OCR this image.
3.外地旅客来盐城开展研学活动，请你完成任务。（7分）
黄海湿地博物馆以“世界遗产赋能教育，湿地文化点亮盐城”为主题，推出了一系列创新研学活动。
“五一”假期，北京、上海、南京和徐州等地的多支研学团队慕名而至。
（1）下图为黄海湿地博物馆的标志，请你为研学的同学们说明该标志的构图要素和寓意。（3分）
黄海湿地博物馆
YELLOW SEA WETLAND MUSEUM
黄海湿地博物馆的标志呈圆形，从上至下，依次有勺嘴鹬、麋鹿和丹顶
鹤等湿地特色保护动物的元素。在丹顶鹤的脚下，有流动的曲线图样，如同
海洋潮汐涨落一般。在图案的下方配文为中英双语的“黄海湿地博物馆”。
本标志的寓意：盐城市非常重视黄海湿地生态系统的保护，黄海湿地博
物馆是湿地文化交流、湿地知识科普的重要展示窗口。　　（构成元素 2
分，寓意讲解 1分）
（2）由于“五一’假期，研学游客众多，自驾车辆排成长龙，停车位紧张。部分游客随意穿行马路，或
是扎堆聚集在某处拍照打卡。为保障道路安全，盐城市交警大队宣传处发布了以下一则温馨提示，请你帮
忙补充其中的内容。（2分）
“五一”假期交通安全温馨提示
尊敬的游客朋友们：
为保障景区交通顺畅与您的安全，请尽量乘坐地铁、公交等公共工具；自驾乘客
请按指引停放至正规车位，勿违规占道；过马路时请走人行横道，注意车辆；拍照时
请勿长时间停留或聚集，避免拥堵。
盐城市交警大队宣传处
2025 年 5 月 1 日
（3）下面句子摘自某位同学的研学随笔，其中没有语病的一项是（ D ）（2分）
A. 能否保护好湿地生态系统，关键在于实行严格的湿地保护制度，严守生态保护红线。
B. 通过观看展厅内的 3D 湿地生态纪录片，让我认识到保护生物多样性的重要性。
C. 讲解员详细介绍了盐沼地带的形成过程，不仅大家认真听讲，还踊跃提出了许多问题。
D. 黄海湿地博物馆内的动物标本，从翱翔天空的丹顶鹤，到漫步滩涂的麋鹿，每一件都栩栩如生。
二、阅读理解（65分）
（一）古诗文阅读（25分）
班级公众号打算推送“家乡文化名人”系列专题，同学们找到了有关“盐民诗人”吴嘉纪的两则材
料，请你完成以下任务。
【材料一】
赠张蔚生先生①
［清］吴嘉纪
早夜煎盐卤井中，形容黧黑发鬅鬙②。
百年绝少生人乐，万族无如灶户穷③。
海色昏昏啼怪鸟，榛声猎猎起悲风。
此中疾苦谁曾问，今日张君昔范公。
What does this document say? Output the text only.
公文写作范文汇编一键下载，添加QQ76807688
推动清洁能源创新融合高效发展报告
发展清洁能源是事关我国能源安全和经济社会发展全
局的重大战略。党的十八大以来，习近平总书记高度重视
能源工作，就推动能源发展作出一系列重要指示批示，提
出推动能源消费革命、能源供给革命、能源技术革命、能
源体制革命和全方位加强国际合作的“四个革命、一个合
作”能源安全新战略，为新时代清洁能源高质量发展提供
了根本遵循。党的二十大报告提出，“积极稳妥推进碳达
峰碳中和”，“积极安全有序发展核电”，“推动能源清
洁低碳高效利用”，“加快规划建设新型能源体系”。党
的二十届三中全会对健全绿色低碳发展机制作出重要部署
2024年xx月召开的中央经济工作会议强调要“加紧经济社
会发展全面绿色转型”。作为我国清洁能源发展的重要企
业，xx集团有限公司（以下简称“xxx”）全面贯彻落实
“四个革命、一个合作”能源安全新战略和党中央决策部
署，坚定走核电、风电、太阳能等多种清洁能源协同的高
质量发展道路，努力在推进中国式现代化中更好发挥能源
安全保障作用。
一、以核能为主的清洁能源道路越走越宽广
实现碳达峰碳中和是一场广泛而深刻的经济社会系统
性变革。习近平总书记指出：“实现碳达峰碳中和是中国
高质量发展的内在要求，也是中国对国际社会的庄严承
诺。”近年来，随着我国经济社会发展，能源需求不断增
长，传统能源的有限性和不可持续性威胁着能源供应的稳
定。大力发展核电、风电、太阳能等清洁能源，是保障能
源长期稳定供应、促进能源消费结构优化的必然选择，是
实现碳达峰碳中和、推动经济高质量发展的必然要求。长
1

> **What the task asks**
List each line of the records that holds the string "四个革命".

> **Full answer**
源体制革命和全方位加强国际合作的“四个革命、一个合
“四个革命、一个合作”能源安全新战略和党中央决策部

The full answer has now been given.